> **Problem**
Can you copy out the data exactly? Leave the images out.

> **Recorded data**
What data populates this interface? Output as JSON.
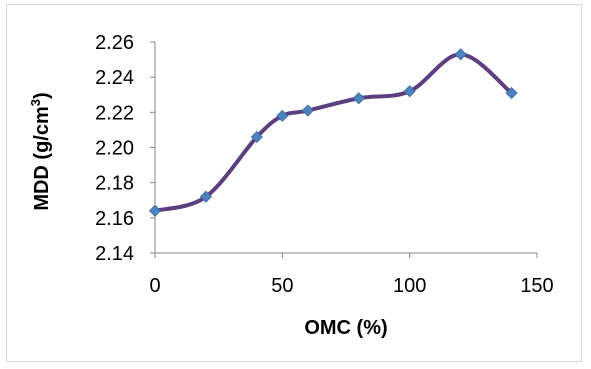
{
  "chart_data": {
    "type": "line",
    "smooth": true,
    "title": "",
    "xlabel": "OMC (%)",
    "ylabel": {
      "prefix": "MDD (g/cm",
      "superscript": "3",
      "suffix": ")"
    },
    "xlim": [
      0,
      150
    ],
    "ylim": [
      2.14,
      2.26
    ],
    "x_ticks": [
      0,
      50,
      100,
      150
    ],
    "y_ticks": [
      2.14,
      2.16,
      2.18,
      2.2,
      2.22,
      2.24,
      2.26
    ],
    "y_tick_decimals": 2,
    "grid": false,
    "legend": "none",
    "series": [
      {
        "x": [
          0,
          20,
          40,
          50,
          60,
          80,
          100,
          120,
          140
        ],
        "y": [
          2.164,
          2.172,
          2.206,
          2.218,
          2.221,
          2.228,
          2.232,
          2.253,
          2.231
        ]
      }
    ],
    "colors": {
      "line": "#5b3f7e",
      "marker": "#4f81bd",
      "axis": "#868686",
      "frame": "#d9d9d9"
    }
  }
}
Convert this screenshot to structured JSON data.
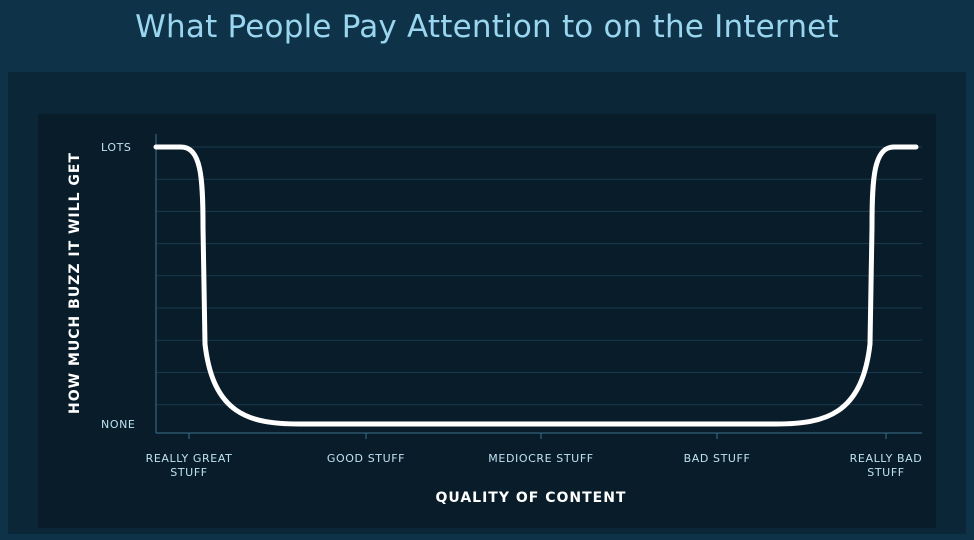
{
  "title": "What People Pay Attention to on the Internet",
  "colors": {
    "background": "#0e3348",
    "panel": "#0b2637",
    "plot": "#091c29",
    "title": "#9ad6ef",
    "curve": "#ffffff",
    "axis": "#3a6f8a",
    "grid": "#183a4e"
  },
  "chart_data": {
    "type": "line",
    "title": "What People Pay Attention to on the Internet",
    "xlabel": "QUALITY OF CONTENT",
    "ylabel": "HOW MUCH BUZZ IT WILL GET",
    "x_categories": [
      "REALLY GREAT\nSTUFF",
      "GOOD STUFF",
      "MEDIOCRE STUFF",
      "BAD STUFF",
      "REALLY BAD\nSTUFF"
    ],
    "y_categories": [
      "NONE",
      "LOTS"
    ],
    "xlim": [
      0,
      4
    ],
    "ylim": [
      0,
      1
    ],
    "grid": true,
    "series": [
      {
        "x": [
          0,
          0.1,
          0.25,
          0.5,
          0.9,
          3.1,
          3.5,
          3.75,
          3.9,
          4.0
        ],
        "y": [
          1,
          1,
          0.2,
          0.02,
          0,
          0,
          0.02,
          0.2,
          1,
          1
        ]
      }
    ]
  }
}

> **Answer to this exercise**
What data populates this interface? Output as JSON.
{
  "chart_data": {
    "type": "line",
    "smooth": true,
    "title": "",
    "xlabel": "OMC (%)",
    "ylabel": {
      "prefix": "MDD (g/cm",
      "superscript": "3",
      "suffix": ")"
    },
    "xlim": [
      0,
      150
    ],
    "ylim": [
      2.14,
      2.26
    ],
    "x_ticks": [
      0,
      50,
      100,
      150
    ],
    "y_ticks": [
      2.14,
      2.16,
      2.18,
      2.2,
      2.22,
      2.24,
      2.26
    ],
    "y_tick_decimals": 2,
    "grid": false,
    "legend": "none",
    "series": [
      {
        "x": [
          0,
          20,
          40,
          50,
          60,
          80,
          100,
          120,
          140
        ],
        "y": [
          2.164,
          2.172,
          2.206,
          2.218,
          2.221,
          2.228,
          2.232,
          2.253,
          2.231
        ]
      }
    ],
    "colors": {
      "line": "#5b3f7e",
      "marker": "#4f81bd",
      "axis": "#868686",
      "frame": "#d9d9d9"
    }
  }
}
Convert this screenshot to structured JSON data.
{
  "title": "What People Pay Attention to on the Internet",
  "colors": {
    "background": "#0e3348",
    "panel": "#0b2637",
    "plot": "#091c29",
    "title": "#9ad6ef",
    "curve": "#ffffff",
    "axis": "#3a6f8a",
    "grid": "#183a4e"
  },
  "chart_data": {
    "type": "line",
    "title": "What People Pay Attention to on the Internet",
    "xlabel": "QUALITY OF CONTENT",
    "ylabel": "HOW MUCH BUZZ IT WILL GET",
    "x_categories": [
      "REALLY GREAT\nSTUFF",
      "GOOD STUFF",
      "MEDIOCRE STUFF",
      "BAD STUFF",
      "REALLY BAD\nSTUFF"
    ],
    "y_categories": [
      "NONE",
      "LOTS"
    ],
    "xlim": [
      0,
      4
    ],
    "ylim": [
      0,
      1
    ],
    "grid": true,
    "series": [
      {
        "x": [
          0,
          0.1,
          0.25,
          0.5,
          0.9,
          3.1,
          3.5,
          3.75,
          3.9,
          4.0
        ],
        "y": [
          1,
          1,
          0.2,
          0.02,
          0,
          0,
          0.02,
          0.2,
          1,
          1
        ]
      }
    ]
  }
}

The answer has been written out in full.